** start Material supplied **
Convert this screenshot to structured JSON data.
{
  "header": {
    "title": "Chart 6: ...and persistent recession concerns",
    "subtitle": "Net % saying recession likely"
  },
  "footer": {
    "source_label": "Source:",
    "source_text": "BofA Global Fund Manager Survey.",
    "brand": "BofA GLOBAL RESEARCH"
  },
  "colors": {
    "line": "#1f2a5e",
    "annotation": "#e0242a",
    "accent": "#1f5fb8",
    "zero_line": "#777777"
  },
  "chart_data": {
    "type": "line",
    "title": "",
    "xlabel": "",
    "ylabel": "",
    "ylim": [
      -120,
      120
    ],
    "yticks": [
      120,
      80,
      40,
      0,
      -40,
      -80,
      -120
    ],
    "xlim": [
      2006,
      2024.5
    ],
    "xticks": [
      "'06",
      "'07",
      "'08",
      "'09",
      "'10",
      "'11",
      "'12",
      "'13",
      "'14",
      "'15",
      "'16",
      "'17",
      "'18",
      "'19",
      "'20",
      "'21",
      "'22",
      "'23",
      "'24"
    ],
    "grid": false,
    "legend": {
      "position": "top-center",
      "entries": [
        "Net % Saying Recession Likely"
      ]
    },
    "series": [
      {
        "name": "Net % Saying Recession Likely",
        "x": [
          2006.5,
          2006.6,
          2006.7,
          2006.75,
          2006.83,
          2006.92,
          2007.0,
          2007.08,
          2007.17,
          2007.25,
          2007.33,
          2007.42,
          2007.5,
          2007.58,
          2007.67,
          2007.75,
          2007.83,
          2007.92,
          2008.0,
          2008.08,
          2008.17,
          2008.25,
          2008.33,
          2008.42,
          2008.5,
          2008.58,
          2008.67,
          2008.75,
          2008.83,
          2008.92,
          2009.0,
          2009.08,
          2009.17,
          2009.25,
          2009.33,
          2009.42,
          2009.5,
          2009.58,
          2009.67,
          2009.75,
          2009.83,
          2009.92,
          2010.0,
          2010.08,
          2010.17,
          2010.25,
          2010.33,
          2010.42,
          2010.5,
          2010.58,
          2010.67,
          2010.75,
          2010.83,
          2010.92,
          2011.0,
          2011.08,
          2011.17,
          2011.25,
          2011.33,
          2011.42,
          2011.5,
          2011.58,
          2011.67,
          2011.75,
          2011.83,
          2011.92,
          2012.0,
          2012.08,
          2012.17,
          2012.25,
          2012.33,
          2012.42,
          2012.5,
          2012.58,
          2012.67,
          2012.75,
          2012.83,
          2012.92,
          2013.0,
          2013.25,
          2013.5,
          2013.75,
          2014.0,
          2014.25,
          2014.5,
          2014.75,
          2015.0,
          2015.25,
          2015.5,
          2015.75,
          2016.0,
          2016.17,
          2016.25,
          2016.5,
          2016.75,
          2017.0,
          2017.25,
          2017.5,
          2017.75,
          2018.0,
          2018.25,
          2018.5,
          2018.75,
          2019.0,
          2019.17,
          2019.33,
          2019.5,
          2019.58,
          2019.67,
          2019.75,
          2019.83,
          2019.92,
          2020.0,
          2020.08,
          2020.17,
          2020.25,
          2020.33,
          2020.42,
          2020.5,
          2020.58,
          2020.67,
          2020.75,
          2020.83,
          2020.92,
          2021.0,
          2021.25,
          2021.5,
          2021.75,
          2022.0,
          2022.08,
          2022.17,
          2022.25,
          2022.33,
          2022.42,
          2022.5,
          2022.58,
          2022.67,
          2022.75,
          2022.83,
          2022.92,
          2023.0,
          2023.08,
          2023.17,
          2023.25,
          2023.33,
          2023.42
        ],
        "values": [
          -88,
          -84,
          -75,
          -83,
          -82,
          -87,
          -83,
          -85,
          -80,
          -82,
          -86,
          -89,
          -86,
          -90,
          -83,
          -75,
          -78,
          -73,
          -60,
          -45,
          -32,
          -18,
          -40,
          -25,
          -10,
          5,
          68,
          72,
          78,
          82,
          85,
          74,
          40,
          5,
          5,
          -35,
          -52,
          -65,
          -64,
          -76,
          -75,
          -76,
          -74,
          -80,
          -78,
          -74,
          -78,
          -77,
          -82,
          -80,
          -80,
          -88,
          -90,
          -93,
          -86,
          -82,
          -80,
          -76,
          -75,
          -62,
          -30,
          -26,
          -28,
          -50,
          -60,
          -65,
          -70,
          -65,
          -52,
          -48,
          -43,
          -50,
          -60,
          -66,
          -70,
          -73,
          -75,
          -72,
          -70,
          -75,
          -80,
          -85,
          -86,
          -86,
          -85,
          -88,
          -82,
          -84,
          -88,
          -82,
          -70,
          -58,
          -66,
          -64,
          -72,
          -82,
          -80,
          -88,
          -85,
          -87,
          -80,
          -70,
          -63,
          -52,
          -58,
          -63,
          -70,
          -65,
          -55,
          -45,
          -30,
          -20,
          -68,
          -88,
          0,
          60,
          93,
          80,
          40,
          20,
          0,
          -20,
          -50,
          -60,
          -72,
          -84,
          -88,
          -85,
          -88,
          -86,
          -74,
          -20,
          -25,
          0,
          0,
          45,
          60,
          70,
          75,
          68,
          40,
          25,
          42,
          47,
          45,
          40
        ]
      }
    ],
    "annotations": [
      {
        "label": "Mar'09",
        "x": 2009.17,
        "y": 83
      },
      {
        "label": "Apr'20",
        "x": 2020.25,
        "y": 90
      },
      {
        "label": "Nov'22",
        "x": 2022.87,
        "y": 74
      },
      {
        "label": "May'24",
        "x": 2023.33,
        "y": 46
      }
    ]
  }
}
** end Material supplied **
** start Material supplied **
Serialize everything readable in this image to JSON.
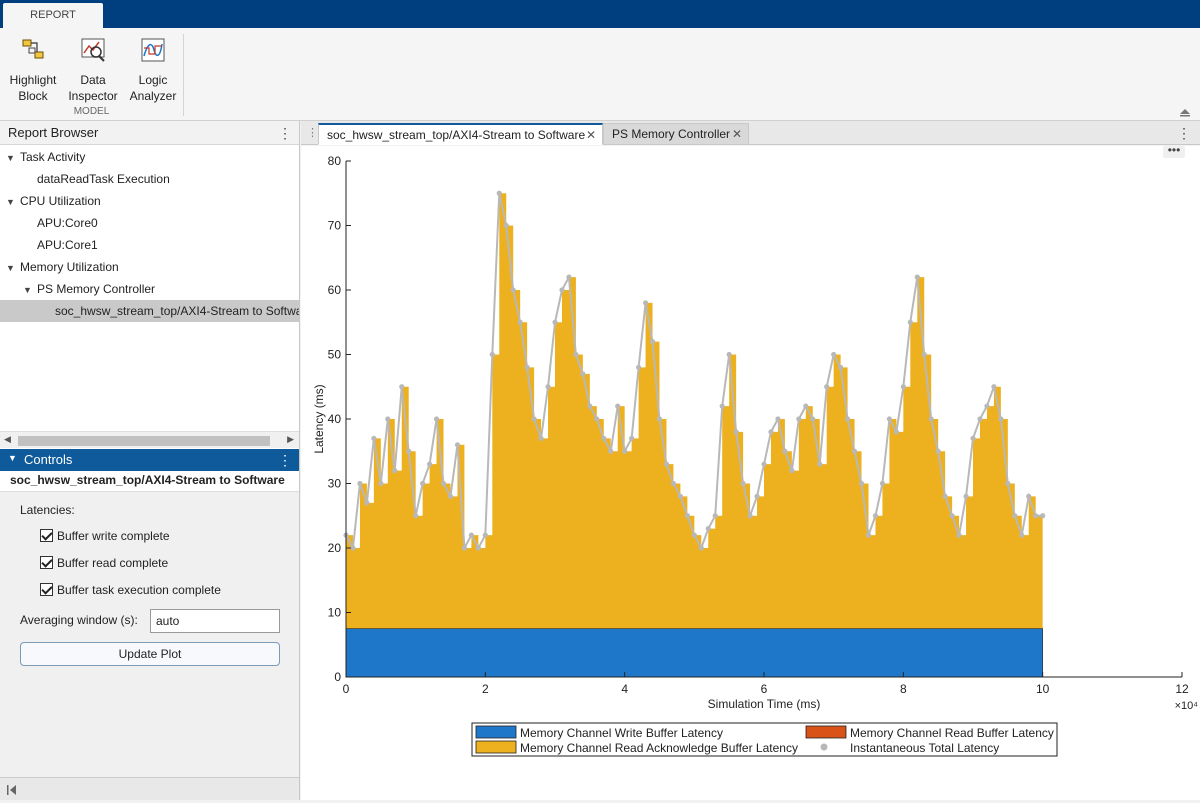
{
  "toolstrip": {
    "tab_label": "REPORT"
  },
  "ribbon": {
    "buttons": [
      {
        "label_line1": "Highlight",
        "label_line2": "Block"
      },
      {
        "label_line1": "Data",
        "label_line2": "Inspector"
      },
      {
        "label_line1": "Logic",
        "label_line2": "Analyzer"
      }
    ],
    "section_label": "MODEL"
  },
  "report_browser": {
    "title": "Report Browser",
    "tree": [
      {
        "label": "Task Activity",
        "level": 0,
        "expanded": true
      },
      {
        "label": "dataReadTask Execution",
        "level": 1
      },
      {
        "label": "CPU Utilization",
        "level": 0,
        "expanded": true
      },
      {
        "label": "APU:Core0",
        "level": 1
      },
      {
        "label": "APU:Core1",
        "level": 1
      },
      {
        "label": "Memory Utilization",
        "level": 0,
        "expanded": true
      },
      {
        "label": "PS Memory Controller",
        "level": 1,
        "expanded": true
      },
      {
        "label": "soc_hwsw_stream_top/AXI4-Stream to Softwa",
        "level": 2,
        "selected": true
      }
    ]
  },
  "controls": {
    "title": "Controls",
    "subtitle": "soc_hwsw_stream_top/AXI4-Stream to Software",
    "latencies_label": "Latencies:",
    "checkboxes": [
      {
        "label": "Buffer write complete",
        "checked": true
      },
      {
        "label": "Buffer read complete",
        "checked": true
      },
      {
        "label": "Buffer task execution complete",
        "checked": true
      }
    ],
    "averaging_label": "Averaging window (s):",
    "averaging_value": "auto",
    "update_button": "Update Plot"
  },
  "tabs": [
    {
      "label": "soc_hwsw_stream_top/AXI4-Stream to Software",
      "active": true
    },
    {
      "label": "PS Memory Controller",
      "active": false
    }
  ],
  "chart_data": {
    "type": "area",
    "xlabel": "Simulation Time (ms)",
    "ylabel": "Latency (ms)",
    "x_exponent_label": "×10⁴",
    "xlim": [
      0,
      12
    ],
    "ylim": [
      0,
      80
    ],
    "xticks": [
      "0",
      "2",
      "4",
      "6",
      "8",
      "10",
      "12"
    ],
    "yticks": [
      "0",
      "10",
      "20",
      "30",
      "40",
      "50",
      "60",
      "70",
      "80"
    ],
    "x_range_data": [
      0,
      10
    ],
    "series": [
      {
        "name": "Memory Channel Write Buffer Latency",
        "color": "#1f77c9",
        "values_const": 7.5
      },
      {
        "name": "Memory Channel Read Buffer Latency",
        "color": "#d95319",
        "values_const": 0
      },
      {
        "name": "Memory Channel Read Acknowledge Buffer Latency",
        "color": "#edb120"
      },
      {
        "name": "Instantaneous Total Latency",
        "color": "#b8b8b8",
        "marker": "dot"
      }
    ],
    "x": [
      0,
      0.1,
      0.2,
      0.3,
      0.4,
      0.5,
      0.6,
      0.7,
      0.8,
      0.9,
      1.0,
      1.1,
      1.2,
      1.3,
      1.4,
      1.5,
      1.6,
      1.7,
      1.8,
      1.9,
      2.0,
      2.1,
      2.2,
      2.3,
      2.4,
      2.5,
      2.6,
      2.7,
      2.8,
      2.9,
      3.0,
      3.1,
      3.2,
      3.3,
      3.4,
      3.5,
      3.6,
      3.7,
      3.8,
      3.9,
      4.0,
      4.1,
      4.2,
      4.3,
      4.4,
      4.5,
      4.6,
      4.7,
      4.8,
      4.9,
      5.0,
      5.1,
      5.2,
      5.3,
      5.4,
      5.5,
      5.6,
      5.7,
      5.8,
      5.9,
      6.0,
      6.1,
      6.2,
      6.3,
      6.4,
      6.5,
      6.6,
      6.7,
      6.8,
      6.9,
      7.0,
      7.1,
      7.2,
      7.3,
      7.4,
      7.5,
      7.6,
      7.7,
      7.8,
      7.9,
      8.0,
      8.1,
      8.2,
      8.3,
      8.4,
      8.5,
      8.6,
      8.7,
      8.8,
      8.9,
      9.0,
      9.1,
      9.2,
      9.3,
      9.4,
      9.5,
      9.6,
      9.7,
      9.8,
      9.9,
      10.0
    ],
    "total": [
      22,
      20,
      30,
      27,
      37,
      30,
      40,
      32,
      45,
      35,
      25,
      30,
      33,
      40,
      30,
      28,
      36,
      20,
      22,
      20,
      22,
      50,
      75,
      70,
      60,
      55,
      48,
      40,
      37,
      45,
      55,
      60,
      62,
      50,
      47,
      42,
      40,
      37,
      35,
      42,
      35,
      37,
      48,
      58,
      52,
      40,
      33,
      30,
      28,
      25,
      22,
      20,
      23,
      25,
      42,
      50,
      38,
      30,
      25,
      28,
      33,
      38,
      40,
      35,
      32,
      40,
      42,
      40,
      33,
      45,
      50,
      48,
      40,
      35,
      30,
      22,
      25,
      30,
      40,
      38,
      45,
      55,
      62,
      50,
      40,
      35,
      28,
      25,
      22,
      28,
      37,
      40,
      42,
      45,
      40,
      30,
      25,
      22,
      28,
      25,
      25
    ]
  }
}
** end Material supplied **
Problem details
Show all lines from the records above where the word "Channel" occurs.

Task output
        "name": "Memory Channel Write Buffer Latency",
        "name": "Memory Channel Read Buffer Latency",
        "name": "Memory Channel Read Acknowledge Buffer Latency",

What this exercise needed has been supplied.